Task prompt »
Leaving out every picture, quote the data below exactly as it appears.

***** Data shown

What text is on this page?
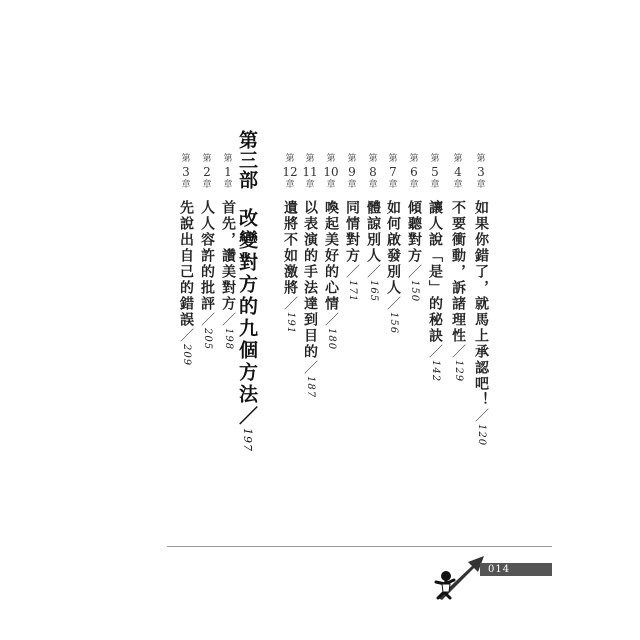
第
3
章
如果你錯了，就馬上承認吧！／120
第
4
章
不要衝動，訴諸理性／129
第
5
章
讓人說「是」的秘訣／142
第
6
章
傾聽對方／150
第
7
章
如何啟發別人／156
第
8
章
體諒別人／165
第
9
章
同情對方／171
第
10
章
喚起美好的心情／180
第
11
章
以表演的手法達到目的／187
第
12
章
遺將不如激將／191
第三部
改變對方的九個方法／197
第
1
章
首先，讚美對方／198
第
2
章
人人容許的批評／205
第
3
章
先說出自己的錯誤／209
014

**********

Exercise answer »
What text is on this page?
第
3
章
如果你錯了，就馬上承認吧！／120
第
4
章
不要衝動，訴諸理性／129
第
5
章
讓人說「是」的秘訣／142
第
6
章
傾聽對方／150
第
7
章
如何啟發別人／156
第
8
章
體諒別人／165
第
9
章
同情對方／171
第
10
章
喚起美好的心情／180
第
11
章
以表演的手法達到目的／187
第
12
章
遺將不如激將／191
第三部
改變對方的九個方法／197
第
1
章
首先，讚美對方／198
第
2
章
人人容許的批評／205
第
3
章
先說出自己的錯誤／209
014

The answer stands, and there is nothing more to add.